Start

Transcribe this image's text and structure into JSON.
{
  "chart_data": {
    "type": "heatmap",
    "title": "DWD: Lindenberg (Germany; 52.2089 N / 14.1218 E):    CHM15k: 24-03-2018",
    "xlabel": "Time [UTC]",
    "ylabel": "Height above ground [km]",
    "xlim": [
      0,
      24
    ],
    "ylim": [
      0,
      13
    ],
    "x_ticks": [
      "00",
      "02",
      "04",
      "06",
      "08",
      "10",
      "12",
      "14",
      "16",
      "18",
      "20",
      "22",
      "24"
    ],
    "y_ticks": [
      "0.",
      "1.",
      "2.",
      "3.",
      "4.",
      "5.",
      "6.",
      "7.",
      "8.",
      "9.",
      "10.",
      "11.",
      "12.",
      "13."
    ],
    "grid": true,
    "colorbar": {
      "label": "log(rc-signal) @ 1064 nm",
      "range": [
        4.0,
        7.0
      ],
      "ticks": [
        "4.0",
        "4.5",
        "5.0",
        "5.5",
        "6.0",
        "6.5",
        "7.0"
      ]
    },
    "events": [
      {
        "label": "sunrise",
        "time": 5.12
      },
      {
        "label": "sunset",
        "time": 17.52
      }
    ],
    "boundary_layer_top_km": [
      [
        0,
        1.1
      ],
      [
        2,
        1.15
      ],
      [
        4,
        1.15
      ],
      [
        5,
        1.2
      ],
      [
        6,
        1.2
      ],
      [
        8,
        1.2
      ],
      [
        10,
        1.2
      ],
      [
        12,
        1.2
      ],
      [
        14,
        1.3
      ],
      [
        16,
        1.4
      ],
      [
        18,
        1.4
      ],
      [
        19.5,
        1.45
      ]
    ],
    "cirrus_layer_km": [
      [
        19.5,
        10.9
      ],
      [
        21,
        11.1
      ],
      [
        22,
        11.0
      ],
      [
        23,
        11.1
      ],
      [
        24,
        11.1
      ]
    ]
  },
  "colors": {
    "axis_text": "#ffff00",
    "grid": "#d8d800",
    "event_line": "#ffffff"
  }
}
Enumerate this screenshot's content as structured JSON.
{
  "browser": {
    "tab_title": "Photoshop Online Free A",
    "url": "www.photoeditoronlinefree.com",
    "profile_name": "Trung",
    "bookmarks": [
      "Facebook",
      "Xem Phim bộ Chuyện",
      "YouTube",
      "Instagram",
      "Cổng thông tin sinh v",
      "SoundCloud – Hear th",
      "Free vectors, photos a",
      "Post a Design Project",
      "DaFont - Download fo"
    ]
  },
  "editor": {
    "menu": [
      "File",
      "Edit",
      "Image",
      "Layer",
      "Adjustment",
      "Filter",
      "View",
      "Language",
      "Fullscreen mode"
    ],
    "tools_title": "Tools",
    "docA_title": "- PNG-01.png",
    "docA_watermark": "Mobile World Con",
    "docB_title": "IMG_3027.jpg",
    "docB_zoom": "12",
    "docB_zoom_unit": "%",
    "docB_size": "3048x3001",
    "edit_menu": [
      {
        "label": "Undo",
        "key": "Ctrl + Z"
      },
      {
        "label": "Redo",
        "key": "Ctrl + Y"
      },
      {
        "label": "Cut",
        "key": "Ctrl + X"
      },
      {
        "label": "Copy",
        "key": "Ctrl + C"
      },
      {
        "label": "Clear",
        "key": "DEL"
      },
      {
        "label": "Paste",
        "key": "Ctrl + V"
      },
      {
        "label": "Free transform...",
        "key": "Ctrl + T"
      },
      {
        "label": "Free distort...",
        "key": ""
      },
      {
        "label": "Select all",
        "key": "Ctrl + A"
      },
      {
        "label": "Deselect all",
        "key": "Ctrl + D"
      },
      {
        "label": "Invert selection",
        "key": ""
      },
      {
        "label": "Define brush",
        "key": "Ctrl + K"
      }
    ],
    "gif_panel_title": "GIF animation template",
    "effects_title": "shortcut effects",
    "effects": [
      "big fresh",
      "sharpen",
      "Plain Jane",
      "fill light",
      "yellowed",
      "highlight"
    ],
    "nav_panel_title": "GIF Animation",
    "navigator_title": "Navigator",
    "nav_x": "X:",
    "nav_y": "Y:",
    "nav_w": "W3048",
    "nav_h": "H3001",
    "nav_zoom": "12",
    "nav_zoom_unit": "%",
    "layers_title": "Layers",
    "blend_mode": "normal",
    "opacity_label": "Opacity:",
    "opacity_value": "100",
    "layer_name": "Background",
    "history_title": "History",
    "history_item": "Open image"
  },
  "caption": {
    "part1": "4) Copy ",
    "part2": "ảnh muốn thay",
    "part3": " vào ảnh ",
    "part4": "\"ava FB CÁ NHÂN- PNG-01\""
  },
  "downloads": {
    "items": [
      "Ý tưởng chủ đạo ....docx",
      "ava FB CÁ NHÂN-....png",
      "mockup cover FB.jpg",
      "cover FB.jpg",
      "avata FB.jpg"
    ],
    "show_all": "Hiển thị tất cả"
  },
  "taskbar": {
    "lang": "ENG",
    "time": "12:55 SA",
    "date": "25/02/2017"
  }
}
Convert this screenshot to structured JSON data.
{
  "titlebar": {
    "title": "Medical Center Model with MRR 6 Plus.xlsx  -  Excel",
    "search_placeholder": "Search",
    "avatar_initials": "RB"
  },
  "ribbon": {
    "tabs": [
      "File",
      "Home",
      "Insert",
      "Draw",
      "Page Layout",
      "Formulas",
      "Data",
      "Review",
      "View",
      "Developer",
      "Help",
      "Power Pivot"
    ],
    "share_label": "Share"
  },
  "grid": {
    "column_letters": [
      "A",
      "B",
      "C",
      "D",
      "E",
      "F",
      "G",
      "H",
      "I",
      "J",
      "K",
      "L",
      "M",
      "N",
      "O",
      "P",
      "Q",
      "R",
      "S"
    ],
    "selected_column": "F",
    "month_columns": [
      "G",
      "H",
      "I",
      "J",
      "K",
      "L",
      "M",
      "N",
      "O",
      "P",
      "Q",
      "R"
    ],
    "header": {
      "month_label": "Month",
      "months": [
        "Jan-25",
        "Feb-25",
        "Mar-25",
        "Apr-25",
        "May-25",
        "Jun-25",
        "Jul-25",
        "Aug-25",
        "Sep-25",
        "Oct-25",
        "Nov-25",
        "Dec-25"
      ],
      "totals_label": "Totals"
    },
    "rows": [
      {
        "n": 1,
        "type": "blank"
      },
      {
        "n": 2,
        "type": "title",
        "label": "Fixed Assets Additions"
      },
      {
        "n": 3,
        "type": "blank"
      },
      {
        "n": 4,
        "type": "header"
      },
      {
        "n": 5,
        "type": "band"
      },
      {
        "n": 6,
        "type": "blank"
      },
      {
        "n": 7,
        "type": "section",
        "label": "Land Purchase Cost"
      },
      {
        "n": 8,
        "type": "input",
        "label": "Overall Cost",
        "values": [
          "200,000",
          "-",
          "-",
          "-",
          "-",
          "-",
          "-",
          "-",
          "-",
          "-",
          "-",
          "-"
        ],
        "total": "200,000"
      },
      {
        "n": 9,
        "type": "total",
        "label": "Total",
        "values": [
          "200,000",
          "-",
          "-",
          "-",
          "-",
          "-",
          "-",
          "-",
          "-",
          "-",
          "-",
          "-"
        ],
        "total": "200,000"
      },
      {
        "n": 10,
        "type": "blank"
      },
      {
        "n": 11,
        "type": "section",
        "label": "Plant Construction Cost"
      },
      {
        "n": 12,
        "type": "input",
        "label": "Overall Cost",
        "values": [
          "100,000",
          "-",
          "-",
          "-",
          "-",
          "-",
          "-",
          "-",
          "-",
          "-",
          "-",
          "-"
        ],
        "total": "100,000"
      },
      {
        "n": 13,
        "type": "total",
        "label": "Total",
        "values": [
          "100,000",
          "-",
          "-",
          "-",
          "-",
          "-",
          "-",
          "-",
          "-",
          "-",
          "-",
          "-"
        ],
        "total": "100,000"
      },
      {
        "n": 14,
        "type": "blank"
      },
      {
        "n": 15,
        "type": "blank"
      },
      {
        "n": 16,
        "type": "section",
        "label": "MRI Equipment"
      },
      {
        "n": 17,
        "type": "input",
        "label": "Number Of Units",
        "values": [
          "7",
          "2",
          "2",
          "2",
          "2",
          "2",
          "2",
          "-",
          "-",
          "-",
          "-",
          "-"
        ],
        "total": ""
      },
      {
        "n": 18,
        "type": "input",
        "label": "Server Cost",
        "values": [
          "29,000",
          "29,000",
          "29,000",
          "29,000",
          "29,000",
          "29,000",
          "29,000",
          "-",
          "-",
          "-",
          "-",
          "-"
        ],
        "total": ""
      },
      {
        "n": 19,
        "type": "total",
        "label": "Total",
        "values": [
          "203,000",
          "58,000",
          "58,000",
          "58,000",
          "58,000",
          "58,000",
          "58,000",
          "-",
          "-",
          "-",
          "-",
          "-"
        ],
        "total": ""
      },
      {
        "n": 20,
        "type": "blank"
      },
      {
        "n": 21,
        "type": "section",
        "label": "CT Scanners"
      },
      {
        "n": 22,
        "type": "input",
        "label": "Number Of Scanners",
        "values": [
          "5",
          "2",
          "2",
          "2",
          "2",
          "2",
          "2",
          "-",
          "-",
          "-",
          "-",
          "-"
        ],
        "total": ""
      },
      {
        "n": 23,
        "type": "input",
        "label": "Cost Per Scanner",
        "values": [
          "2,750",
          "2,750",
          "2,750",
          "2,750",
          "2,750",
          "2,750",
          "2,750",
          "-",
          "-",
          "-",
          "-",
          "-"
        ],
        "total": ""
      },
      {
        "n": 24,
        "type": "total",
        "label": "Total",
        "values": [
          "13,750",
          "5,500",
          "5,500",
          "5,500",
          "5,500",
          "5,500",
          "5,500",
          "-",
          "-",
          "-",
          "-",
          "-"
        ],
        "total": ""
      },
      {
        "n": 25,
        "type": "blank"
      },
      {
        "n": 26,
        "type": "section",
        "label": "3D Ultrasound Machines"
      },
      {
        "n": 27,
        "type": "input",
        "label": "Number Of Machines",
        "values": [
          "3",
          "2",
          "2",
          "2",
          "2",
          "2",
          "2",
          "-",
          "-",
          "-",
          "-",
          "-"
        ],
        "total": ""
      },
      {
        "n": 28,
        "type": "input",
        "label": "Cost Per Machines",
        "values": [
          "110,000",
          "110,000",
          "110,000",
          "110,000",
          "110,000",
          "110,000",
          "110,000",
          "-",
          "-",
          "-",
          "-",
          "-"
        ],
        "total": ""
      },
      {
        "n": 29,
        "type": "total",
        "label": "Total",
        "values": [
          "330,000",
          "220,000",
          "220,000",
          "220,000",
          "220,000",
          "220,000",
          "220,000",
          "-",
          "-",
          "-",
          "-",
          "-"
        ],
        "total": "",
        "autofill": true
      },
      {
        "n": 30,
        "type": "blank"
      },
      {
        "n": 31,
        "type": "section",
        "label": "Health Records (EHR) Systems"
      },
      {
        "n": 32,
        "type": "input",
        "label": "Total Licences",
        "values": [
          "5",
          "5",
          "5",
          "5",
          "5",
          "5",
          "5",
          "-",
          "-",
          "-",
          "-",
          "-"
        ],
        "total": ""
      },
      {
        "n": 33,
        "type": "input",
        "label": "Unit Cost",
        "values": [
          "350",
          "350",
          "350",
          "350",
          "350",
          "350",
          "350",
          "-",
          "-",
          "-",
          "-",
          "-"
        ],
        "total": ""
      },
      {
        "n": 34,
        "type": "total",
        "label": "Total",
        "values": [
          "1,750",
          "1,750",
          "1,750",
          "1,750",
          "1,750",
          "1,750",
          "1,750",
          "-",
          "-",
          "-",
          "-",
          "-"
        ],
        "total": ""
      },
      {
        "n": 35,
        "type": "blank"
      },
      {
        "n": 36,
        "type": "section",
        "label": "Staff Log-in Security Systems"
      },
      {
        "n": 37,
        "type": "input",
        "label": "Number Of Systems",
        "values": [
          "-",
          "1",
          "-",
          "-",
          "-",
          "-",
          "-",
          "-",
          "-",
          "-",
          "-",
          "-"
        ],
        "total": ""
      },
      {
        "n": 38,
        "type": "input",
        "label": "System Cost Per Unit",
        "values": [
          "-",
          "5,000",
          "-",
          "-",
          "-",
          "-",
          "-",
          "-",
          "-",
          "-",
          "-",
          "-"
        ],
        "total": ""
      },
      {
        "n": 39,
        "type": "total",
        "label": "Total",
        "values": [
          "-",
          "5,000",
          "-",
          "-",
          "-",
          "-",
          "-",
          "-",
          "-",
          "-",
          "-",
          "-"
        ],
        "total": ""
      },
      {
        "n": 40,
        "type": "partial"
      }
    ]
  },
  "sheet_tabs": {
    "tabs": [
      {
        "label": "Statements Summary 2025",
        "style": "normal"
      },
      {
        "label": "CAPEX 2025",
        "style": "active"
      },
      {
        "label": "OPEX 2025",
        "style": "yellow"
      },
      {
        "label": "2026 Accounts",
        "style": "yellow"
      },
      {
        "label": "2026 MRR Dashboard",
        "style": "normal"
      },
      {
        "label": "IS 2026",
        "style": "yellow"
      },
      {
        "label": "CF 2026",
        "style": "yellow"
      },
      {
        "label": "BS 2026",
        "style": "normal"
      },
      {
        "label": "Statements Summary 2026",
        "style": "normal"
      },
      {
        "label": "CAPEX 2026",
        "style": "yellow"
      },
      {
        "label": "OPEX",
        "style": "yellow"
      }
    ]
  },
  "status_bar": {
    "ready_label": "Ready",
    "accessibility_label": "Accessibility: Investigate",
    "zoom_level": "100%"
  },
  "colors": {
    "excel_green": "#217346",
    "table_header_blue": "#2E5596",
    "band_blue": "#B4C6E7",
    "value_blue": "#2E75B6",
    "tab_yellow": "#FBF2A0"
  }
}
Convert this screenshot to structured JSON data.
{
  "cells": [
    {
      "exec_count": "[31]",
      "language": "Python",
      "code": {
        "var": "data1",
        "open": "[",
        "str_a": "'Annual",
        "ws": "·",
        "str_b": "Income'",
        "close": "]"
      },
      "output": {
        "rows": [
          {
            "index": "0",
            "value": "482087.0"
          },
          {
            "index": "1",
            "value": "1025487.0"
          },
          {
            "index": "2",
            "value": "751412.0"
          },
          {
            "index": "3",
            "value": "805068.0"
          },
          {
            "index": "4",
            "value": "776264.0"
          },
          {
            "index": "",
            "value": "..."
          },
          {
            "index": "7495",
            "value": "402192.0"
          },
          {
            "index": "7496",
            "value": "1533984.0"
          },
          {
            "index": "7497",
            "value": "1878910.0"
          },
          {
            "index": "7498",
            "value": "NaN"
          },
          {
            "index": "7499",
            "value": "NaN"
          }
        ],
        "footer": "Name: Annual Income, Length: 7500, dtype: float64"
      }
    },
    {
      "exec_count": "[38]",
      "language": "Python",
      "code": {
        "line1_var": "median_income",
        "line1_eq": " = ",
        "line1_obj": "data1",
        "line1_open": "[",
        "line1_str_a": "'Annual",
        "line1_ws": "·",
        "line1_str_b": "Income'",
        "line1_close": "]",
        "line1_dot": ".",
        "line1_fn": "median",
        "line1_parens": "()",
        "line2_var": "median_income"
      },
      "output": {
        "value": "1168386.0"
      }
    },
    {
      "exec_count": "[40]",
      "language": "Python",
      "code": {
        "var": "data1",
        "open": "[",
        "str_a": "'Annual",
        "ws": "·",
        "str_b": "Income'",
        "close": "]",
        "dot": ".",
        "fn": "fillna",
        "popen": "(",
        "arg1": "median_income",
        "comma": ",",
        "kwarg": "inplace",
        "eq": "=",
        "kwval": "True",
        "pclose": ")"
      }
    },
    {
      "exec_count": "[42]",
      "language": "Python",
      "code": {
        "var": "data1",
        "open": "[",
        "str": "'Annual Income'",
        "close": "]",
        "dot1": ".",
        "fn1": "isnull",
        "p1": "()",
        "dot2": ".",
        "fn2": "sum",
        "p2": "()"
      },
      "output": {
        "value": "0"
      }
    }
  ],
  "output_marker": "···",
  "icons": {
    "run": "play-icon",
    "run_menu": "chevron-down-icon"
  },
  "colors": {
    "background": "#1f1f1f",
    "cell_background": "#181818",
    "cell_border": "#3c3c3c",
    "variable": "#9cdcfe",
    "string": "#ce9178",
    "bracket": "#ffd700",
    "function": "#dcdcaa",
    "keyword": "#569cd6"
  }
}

End

Above are the records; copy every line in them that holds the word "Annual".

        "str_a": "'Annual",
        "footer": "Name: Annual Income, Length: 7500, dtype: float64"
        "line1_str_a": "'Annual",
        "str_a": "'Annual",
        "str": "'Annual Income'",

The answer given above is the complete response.